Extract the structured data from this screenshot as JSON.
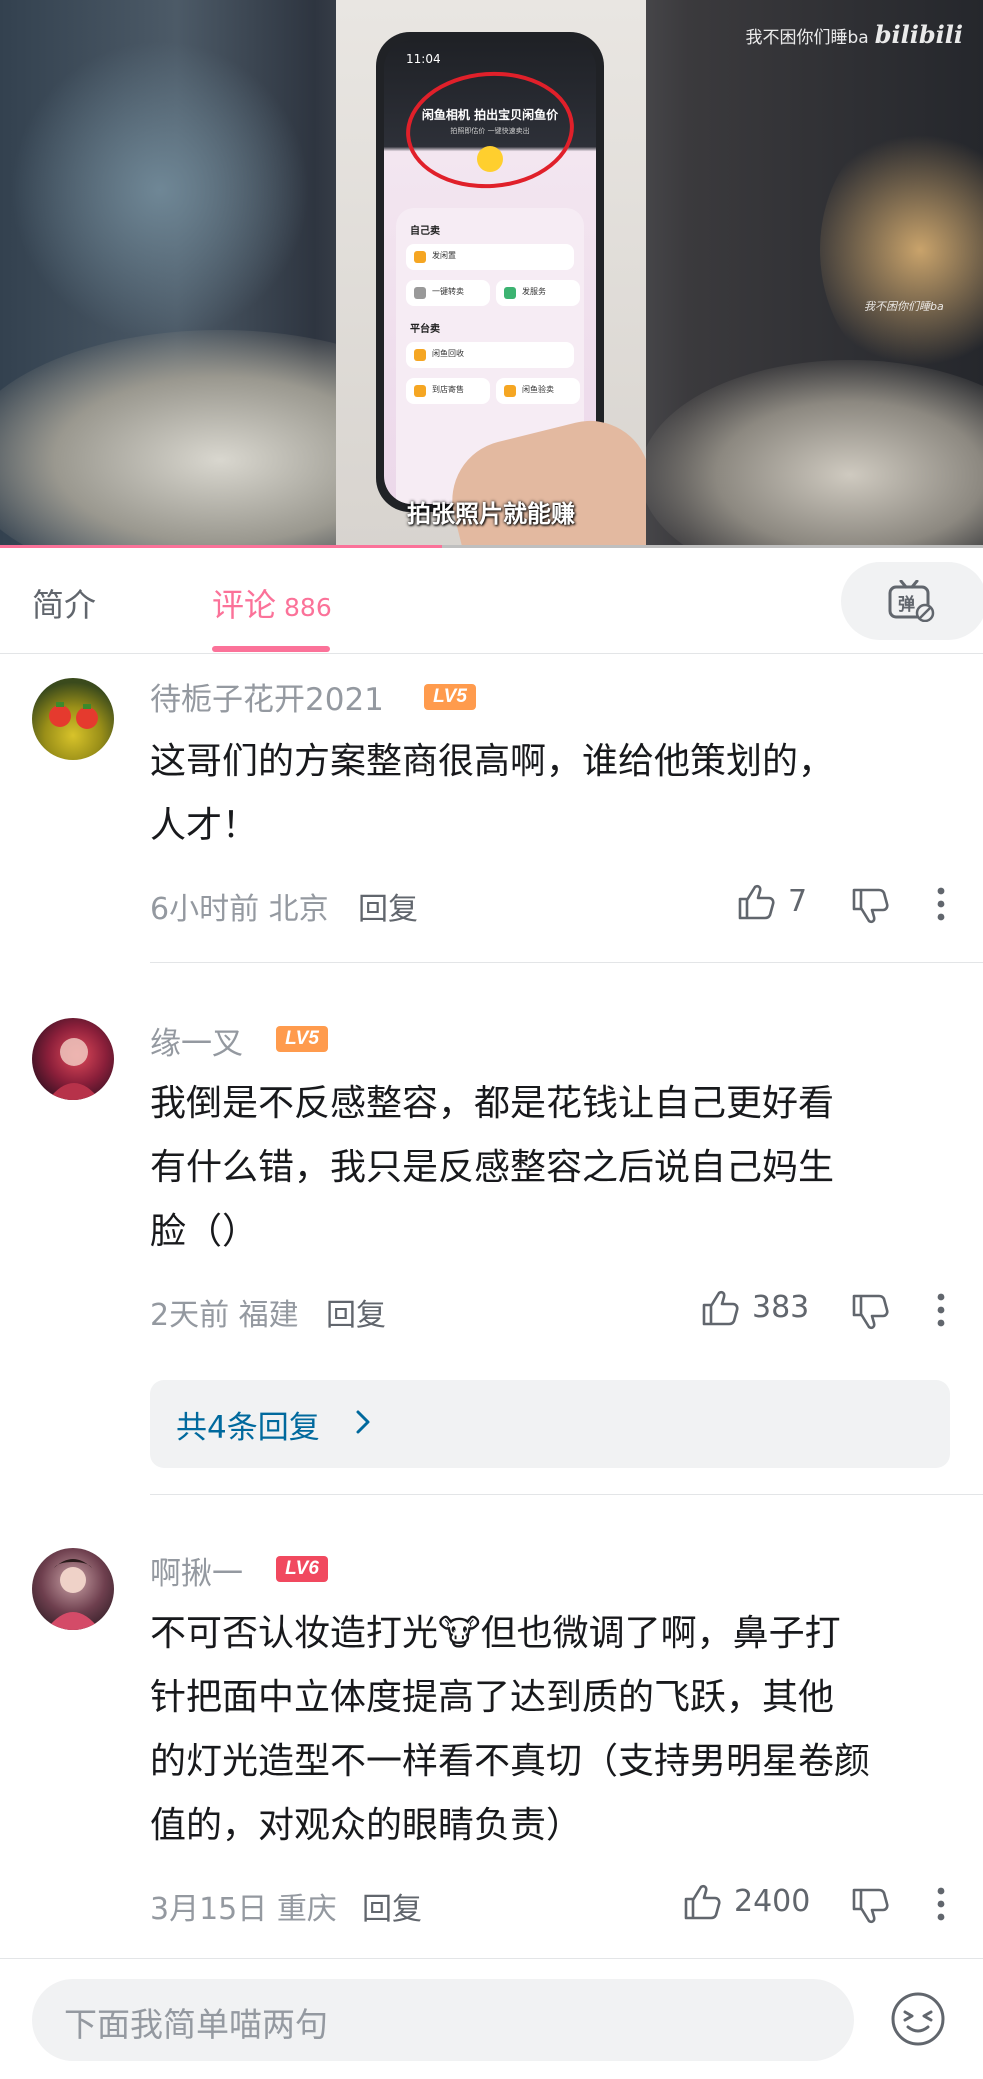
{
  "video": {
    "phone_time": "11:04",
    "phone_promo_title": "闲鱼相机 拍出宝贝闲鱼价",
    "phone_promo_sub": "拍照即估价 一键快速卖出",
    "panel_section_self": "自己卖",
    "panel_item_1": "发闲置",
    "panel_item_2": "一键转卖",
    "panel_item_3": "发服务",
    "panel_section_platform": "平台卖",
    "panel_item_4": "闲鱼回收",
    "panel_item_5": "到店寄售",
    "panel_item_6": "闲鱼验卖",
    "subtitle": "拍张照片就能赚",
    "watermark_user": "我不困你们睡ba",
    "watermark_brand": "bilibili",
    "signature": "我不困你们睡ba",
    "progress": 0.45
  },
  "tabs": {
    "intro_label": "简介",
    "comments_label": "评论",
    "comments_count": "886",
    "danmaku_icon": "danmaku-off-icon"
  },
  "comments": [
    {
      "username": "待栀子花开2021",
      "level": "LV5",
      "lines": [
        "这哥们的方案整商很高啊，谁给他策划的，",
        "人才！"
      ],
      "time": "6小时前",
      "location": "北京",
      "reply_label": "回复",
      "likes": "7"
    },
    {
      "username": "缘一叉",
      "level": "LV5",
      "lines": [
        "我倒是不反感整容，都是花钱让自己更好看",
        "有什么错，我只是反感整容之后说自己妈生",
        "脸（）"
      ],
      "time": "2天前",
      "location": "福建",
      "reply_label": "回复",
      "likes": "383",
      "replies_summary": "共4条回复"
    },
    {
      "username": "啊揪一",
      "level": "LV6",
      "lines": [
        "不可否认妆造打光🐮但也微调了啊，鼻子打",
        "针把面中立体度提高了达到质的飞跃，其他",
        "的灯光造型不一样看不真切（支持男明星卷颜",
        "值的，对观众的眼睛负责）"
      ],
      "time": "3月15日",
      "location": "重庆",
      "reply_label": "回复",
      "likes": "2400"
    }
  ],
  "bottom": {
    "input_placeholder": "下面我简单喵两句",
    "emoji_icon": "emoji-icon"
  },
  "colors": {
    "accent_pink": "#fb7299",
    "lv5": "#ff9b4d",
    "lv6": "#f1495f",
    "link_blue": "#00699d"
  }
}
• • • • • • •
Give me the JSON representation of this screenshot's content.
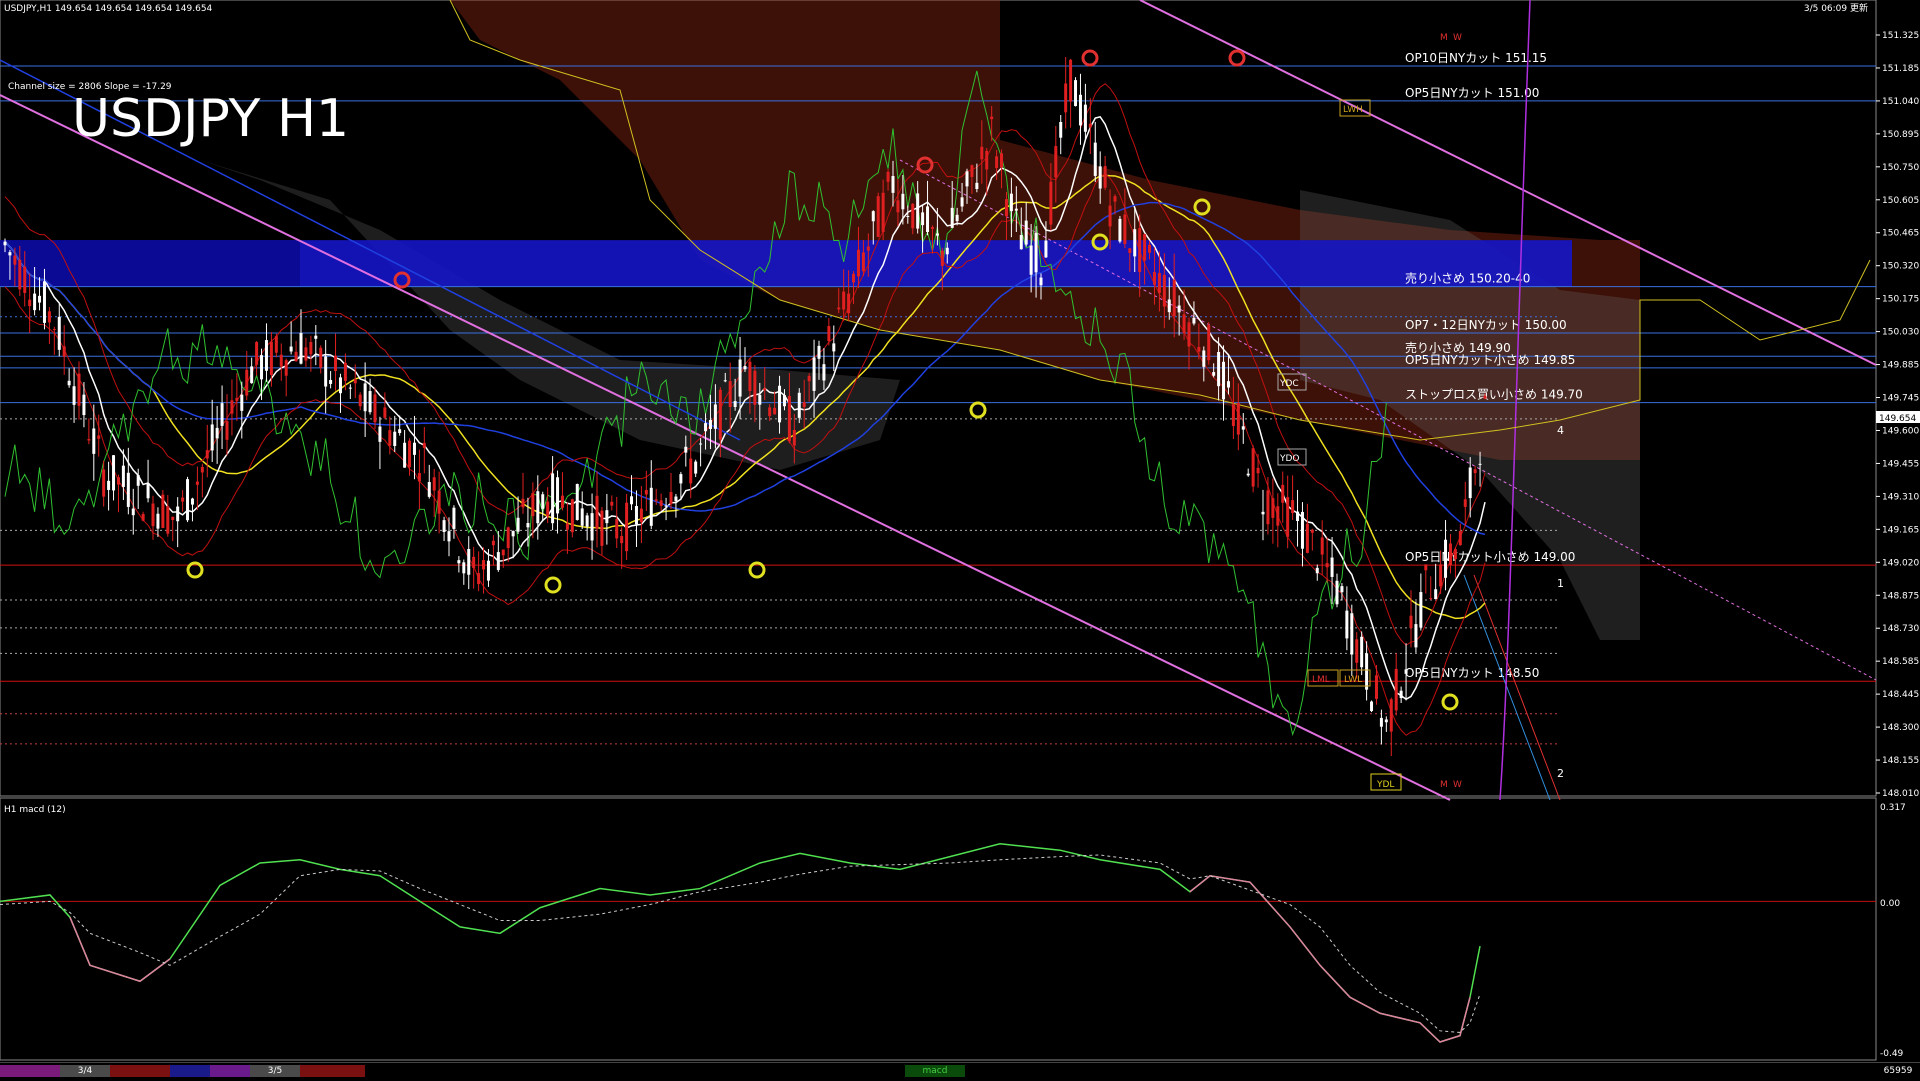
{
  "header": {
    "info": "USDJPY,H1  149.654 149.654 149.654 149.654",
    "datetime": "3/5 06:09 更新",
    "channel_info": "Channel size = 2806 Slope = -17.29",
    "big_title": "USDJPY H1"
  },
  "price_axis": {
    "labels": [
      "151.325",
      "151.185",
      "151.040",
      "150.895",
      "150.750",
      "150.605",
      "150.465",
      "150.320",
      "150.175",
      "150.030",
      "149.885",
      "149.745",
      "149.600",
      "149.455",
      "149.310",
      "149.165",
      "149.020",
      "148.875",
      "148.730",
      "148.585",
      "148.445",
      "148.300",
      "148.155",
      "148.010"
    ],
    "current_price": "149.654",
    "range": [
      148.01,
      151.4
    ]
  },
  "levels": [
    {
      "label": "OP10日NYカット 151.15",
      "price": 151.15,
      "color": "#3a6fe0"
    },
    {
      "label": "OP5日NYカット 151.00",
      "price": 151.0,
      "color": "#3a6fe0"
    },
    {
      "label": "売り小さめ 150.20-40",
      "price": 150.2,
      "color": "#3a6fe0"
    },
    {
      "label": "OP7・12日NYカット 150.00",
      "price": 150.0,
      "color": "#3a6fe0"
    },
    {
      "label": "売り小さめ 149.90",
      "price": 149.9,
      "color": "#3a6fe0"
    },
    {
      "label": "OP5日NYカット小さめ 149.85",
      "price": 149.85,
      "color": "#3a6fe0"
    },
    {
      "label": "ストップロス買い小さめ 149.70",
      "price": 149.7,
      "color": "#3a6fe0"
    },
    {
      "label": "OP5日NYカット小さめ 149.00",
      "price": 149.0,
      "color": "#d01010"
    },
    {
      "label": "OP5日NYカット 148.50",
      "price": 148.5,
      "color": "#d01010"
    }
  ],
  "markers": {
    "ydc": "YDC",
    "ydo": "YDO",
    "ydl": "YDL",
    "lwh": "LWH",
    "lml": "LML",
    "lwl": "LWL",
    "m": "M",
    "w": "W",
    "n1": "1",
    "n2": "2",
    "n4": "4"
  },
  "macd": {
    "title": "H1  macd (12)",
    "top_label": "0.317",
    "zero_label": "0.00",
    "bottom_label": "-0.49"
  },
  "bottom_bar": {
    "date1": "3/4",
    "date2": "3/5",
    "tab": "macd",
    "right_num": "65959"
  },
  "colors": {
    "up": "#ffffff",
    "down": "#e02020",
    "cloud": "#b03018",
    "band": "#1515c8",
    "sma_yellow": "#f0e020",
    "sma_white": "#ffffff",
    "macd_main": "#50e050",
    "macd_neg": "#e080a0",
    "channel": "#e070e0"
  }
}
• • • • • • •
Exercise directions
Find every line that holds "icon" and copy it.

Correct result
    "danmaku_icon": "danmaku-off-icon"
    "emoji_icon": "emoji-icon"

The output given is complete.